Whenever a line below holds the word "sesji", copy that line.
┌──
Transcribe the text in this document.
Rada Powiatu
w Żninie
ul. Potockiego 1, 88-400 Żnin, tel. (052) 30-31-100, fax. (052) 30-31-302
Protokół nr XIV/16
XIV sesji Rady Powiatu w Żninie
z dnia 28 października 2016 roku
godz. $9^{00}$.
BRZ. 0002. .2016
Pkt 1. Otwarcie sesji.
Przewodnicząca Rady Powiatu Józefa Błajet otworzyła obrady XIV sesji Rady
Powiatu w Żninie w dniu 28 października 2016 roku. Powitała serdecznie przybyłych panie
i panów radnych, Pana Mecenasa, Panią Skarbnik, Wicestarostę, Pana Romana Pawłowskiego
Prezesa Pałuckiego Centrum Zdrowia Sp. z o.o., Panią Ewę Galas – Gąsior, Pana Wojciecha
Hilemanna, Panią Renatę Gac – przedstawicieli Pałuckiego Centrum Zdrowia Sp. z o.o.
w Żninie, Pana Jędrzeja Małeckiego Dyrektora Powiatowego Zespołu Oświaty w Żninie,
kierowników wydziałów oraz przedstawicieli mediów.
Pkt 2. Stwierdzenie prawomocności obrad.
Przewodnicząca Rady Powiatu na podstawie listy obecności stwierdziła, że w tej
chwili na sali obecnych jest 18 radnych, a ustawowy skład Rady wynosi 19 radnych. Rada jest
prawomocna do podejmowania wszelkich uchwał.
└──
**Exercise result**
XIV sesji Rady Powiatu w Żninie
Pkt 1. Otwarcie sesji.
Przewodnicząca Rady Powiatu Józefa Błajet otworzyła obrady XIV sesji Rady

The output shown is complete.